— What is being asked —
In the entries that follow, find the word "component" and report each line it is on.

[Begin Information shown]

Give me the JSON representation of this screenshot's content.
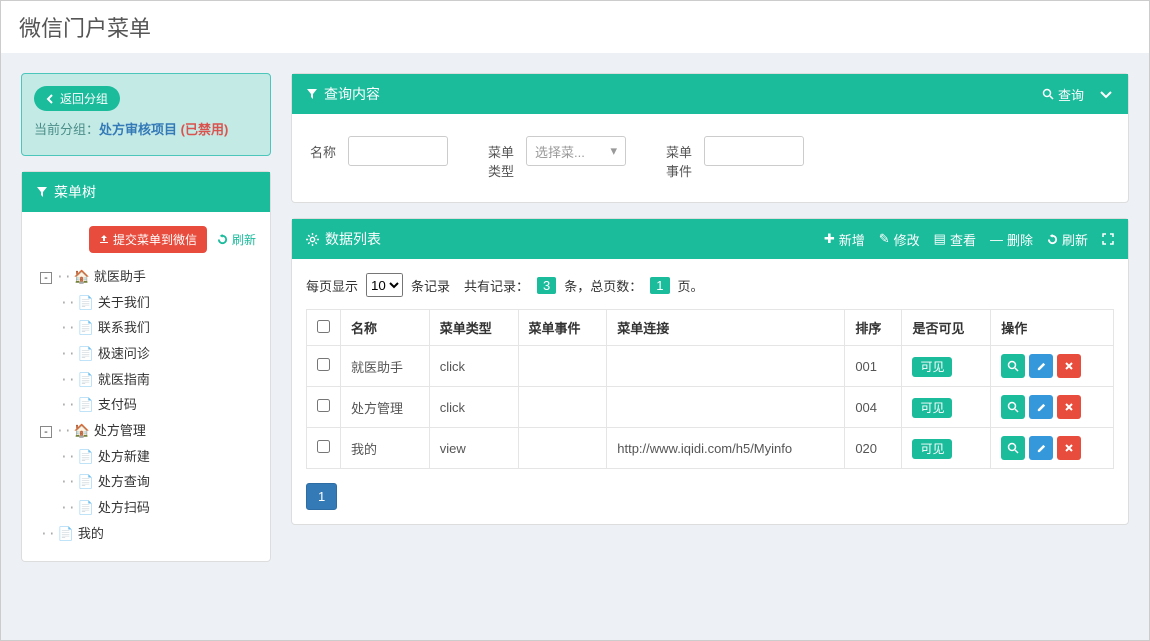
{
  "page_title": "微信门户菜单",
  "back_box": {
    "back_label": "返回分组",
    "group_label": "当前分组：",
    "group_name": "处方审核项目",
    "disabled_text": "(已禁用)"
  },
  "tree_panel": {
    "title": "菜单树",
    "submit_label": "提交菜单到微信",
    "refresh_label": "刷新",
    "nodes": [
      {
        "label": "就医助手",
        "children": [
          "关于我们",
          "联系我们",
          "极速问诊",
          "就医指南",
          "支付码"
        ]
      },
      {
        "label": "处方管理",
        "children": [
          "处方新建",
          "处方查询",
          "处方扫码"
        ]
      },
      {
        "label": "我的",
        "children": []
      }
    ]
  },
  "filter_panel": {
    "title": "查询内容",
    "query_label": "查询",
    "fields": {
      "name_label": "名称",
      "type_label": "菜单\n类型",
      "type_placeholder": "选择菜...",
      "event_label": "菜单\n事件"
    }
  },
  "list_panel": {
    "title": "数据列表",
    "actions": {
      "add": "新增",
      "edit": "修改",
      "view": "查看",
      "delete": "删除",
      "refresh": "刷新"
    },
    "paging": {
      "per_page_prefix": "每页显示",
      "per_page_value": "10",
      "per_page_suffix": "条记录",
      "total_prefix": "共有记录：",
      "total_count": "3",
      "total_mid": "条，总页数：",
      "total_pages": "1",
      "total_suffix": "页。"
    },
    "columns": [
      "名称",
      "菜单类型",
      "菜单事件",
      "菜单连接",
      "排序",
      "是否可见",
      "操作"
    ],
    "rows": [
      {
        "name": "就医助手",
        "type": "click",
        "event": "",
        "link": "",
        "sort": "001",
        "visible": "可见"
      },
      {
        "name": "处方管理",
        "type": "click",
        "event": "",
        "link": "",
        "sort": "004",
        "visible": "可见"
      },
      {
        "name": "我的",
        "type": "view",
        "event": "",
        "link": "http://www.iqidi.com/h5/Myinfo",
        "sort": "020",
        "visible": "可见"
      }
    ],
    "current_page": "1"
  }
}
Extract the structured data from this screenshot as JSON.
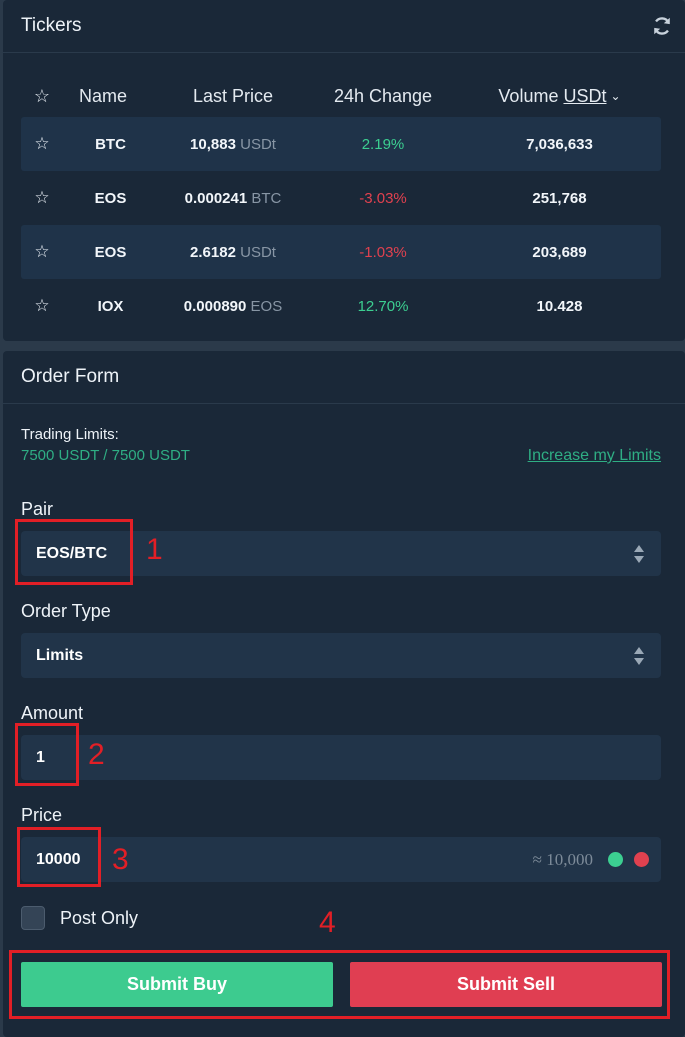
{
  "tickers": {
    "title": "Tickers",
    "refresh_icon": "refresh-icon",
    "headers": {
      "star": "☆",
      "name": "Name",
      "last_price": "Last Price",
      "change": "24h Change",
      "volume": "Volume",
      "volume_unit": "USDt",
      "volume_chevron": "⌄"
    },
    "rows": [
      {
        "name": "BTC",
        "price": "10,883",
        "unit": "USDt",
        "change": "2.19%",
        "direction": "up",
        "volume": "7,036,633"
      },
      {
        "name": "EOS",
        "price": "0.000241",
        "unit": "BTC",
        "change": "-3.03%",
        "direction": "down",
        "volume": "251,768"
      },
      {
        "name": "EOS",
        "price": "2.6182",
        "unit": "USDt",
        "change": "-1.03%",
        "direction": "down",
        "volume": "203,689"
      },
      {
        "name": "IOX",
        "price": "0.000890",
        "unit": "EOS",
        "change": "12.70%",
        "direction": "up",
        "volume": "10.428"
      }
    ]
  },
  "order_form": {
    "title": "Order Form",
    "trading_limits_label": "Trading Limits:",
    "trading_limits_value": "7500 USDT / 7500 USDT",
    "increase_limits_link": "Increase my Limits",
    "pair": {
      "label": "Pair",
      "value": "EOS/BTC"
    },
    "order_type": {
      "label": "Order Type",
      "value": "Limits"
    },
    "amount": {
      "label": "Amount",
      "value": "1"
    },
    "price": {
      "label": "Price",
      "value": "10000",
      "approx": "≈ 10,000"
    },
    "post_only": {
      "label": "Post Only",
      "checked": false
    },
    "submit_buy": "Submit Buy",
    "submit_sell": "Submit Sell"
  },
  "annotations": [
    "1",
    "2",
    "3",
    "4"
  ],
  "colors": {
    "positive": "#3ccf91",
    "negative": "#e0414f",
    "accent_link": "#2fae84",
    "annotation": "#e21f26"
  }
}
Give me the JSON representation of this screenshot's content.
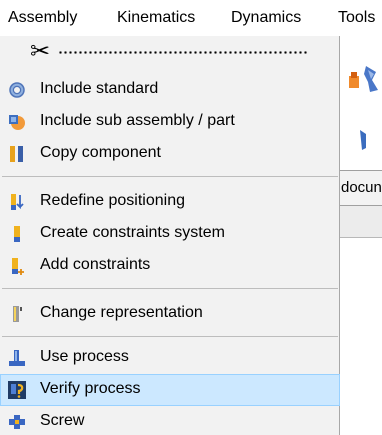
{
  "menubar": {
    "items": [
      {
        "label": "Assembly"
      },
      {
        "label": "Kinematics"
      },
      {
        "label": "Dynamics"
      },
      {
        "label": "Tools"
      }
    ]
  },
  "background": {
    "doc_tab_label": "docun"
  },
  "menu": {
    "items": [
      {
        "label": "Include standard",
        "icon": "gear-ring-icon"
      },
      {
        "label": "Include sub assembly / part",
        "icon": "subassembly-icon"
      },
      {
        "label": "Copy component",
        "icon": "copy-component-icon"
      },
      {
        "label": "Redefine positioning",
        "icon": "redefine-positioning-icon"
      },
      {
        "label": "Create constraints system",
        "icon": "constraints-system-icon"
      },
      {
        "label": "Add constraints",
        "icon": "add-constraints-icon"
      },
      {
        "label": "Change representation",
        "icon": "representation-icon"
      },
      {
        "label": "Use process",
        "icon": "use-process-icon"
      },
      {
        "label": "Verify process",
        "icon": "verify-process-icon",
        "selected": true
      },
      {
        "label": "Screw",
        "icon": "screw-icon"
      }
    ]
  },
  "colors": {
    "menu_bg": "#f2f2f2",
    "selection_bg": "#cce8ff",
    "selection_border": "#99d1ff",
    "separator": "#bdbdbd"
  }
}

[End Information shown]

— Answer for the task —
        "label": "Copy component",
        "icon": "copy-component-icon"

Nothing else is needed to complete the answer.